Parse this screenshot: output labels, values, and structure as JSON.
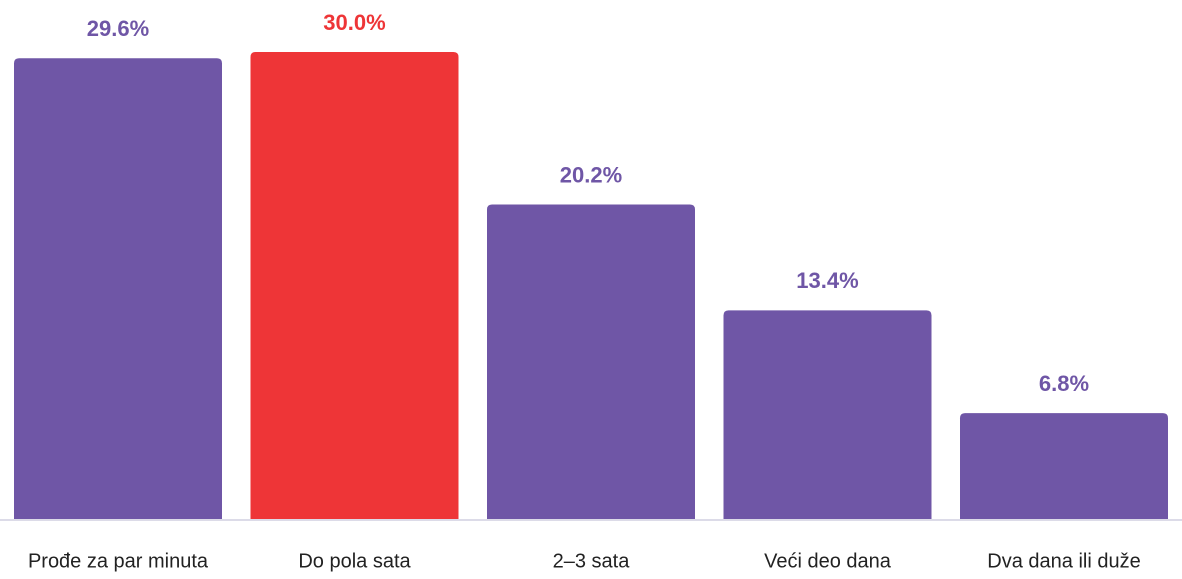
{
  "chart_data": {
    "type": "bar",
    "categories": [
      "Prođe za par minuta",
      "Do pola sata",
      "2–3 sata",
      "Veći deo dana",
      "Dva dana ili duže"
    ],
    "values": [
      29.6,
      30.0,
      20.2,
      13.4,
      6.8
    ],
    "value_labels": [
      "29.6%",
      "30.0%",
      "20.2%",
      "13.4%",
      "6.8%"
    ],
    "colors": [
      "#6f56a6",
      "#ee3537",
      "#6f56a6",
      "#6f56a6",
      "#6f56a6"
    ]
  }
}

(Stated task)
Without including any picture, retype the entries exactly.

(Correct response)
Parse this screenshot: output labels, values, and structure as JSON.
{
  "chart_data": {
    "type": "bar",
    "categories": [
      "Prođe za par minuta",
      "Do pola sata",
      "2–3 sata",
      "Veći deo dana",
      "Dva dana ili duže"
    ],
    "values": [
      29.6,
      30.0,
      20.2,
      13.4,
      6.8
    ],
    "value_labels": [
      "29.6%",
      "30.0%",
      "20.2%",
      "13.4%",
      "6.8%"
    ],
    "colors": [
      "#6f56a6",
      "#ee3537",
      "#6f56a6",
      "#6f56a6",
      "#6f56a6"
    ]
  }
}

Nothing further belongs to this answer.